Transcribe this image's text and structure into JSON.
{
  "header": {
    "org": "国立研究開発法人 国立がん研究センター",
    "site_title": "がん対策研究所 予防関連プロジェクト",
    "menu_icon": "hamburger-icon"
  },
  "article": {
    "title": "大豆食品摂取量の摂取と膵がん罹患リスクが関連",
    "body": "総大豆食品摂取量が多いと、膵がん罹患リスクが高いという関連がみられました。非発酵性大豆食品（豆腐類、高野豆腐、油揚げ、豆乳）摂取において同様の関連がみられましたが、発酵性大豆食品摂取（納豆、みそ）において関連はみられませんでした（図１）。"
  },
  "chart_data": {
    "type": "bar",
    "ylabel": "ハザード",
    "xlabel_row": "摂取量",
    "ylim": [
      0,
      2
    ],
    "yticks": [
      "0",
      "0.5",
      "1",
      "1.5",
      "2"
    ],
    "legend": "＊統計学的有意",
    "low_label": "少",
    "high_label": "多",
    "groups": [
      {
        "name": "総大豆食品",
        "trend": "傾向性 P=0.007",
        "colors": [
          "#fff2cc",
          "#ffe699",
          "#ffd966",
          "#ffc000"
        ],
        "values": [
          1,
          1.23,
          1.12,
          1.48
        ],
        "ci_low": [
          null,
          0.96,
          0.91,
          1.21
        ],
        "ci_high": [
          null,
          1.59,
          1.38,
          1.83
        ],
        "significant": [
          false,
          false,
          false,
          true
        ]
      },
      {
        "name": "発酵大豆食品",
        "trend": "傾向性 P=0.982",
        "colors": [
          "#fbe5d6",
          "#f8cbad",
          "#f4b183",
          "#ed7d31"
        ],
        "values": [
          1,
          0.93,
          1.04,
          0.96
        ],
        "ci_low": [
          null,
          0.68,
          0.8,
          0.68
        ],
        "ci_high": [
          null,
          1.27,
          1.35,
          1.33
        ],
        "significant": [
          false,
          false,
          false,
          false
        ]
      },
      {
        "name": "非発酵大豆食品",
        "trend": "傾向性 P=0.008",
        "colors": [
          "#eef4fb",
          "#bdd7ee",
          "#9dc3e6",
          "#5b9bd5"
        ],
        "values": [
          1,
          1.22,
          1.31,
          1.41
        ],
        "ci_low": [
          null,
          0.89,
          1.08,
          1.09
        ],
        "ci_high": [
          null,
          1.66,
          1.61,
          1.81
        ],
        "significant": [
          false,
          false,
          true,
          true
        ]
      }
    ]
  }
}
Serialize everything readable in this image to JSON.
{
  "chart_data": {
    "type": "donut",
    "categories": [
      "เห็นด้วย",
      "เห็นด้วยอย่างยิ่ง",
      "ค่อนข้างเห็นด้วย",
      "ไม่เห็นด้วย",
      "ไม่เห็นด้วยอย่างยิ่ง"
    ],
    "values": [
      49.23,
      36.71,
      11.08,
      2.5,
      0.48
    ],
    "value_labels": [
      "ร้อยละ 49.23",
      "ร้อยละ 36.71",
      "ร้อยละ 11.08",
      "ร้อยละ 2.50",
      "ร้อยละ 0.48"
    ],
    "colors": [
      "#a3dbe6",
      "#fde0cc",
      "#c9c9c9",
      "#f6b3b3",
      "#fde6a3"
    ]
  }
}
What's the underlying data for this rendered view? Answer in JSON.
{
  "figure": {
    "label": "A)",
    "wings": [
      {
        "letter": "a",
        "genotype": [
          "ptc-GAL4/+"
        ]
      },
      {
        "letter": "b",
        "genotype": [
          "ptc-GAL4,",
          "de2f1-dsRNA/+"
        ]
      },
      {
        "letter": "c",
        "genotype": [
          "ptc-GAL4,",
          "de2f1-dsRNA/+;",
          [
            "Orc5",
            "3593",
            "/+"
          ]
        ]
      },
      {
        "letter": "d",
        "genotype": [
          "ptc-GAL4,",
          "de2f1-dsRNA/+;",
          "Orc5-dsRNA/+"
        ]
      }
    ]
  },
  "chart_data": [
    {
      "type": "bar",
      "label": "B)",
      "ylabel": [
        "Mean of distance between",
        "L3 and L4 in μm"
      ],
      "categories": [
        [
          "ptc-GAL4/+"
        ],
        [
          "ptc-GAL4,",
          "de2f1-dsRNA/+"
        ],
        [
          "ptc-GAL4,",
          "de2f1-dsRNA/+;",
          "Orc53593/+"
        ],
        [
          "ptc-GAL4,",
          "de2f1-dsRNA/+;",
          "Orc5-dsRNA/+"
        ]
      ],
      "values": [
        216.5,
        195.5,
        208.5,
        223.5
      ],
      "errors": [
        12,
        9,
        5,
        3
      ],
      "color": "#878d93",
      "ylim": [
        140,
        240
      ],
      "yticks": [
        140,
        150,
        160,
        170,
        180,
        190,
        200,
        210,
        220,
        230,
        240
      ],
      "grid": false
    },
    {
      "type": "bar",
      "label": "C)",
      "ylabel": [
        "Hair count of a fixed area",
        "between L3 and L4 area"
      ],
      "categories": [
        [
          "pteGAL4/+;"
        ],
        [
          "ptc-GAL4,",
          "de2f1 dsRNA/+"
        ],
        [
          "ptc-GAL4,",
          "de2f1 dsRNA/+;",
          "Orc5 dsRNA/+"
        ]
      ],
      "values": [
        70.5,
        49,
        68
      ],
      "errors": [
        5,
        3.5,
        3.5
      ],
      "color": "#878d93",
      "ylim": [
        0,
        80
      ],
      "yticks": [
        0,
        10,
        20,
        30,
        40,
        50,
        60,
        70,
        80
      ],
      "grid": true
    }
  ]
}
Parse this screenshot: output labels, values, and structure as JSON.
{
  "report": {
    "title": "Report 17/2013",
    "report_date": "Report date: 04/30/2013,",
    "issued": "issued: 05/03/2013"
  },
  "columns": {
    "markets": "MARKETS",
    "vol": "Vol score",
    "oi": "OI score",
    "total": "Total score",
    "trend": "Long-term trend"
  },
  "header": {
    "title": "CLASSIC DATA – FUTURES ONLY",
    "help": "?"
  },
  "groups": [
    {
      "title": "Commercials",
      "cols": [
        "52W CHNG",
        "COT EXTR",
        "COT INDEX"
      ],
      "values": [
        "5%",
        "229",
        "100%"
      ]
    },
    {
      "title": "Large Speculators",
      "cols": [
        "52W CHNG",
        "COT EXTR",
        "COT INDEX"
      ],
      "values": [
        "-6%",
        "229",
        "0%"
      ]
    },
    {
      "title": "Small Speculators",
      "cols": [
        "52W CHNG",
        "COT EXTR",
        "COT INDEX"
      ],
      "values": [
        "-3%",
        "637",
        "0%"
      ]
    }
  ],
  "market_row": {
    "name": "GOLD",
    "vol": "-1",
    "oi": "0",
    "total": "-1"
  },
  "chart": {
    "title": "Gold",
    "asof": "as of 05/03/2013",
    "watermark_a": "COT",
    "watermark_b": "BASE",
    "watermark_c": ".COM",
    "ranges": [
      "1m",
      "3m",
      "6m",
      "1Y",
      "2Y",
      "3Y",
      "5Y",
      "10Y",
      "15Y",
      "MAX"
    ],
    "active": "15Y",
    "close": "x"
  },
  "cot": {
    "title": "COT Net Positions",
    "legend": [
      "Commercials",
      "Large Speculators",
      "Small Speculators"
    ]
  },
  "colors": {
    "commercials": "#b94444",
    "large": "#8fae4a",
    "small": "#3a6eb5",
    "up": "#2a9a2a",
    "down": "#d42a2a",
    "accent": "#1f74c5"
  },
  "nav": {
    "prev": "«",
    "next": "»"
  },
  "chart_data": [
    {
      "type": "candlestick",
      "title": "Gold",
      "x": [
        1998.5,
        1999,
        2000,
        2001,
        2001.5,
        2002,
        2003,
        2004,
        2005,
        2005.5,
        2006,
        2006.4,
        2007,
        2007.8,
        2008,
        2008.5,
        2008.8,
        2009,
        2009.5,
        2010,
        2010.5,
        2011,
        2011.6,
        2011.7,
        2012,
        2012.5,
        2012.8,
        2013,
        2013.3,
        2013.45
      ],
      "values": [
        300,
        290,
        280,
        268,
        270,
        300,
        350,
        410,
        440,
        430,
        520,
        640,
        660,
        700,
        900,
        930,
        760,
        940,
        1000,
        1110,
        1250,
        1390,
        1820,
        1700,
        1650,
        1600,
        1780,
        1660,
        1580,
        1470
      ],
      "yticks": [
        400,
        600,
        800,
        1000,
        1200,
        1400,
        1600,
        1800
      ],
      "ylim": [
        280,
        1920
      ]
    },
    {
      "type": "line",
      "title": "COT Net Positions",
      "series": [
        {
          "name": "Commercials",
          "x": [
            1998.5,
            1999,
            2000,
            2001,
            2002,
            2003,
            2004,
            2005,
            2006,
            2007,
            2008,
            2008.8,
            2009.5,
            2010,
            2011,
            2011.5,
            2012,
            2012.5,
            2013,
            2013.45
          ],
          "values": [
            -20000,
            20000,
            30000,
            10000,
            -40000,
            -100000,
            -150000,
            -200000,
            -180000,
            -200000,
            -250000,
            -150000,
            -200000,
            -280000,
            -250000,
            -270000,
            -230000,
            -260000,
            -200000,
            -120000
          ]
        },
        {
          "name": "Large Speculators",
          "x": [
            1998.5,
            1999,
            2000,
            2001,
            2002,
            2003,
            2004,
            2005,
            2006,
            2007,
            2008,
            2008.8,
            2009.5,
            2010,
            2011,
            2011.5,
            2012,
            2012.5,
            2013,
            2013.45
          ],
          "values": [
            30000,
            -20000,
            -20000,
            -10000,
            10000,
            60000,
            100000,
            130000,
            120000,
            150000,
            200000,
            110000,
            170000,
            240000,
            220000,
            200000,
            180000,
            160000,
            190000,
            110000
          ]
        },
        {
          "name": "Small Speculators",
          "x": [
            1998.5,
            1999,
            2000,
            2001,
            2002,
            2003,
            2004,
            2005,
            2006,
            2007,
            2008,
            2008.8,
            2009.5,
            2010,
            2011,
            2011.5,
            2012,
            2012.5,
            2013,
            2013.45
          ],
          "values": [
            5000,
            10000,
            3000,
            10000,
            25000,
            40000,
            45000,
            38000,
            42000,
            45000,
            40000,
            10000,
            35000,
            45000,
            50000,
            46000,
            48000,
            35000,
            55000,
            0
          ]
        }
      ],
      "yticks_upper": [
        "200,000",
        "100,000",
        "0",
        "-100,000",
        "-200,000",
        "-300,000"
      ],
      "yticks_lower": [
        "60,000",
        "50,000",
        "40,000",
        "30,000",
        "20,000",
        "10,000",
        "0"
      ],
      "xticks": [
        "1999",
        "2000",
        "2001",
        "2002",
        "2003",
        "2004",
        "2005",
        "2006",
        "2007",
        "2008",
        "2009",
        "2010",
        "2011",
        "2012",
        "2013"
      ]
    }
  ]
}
• • • • •
— WHAT TO DO —
Count every line of the material above that holds the string "score", then state only the total.

— THE REPLY —
3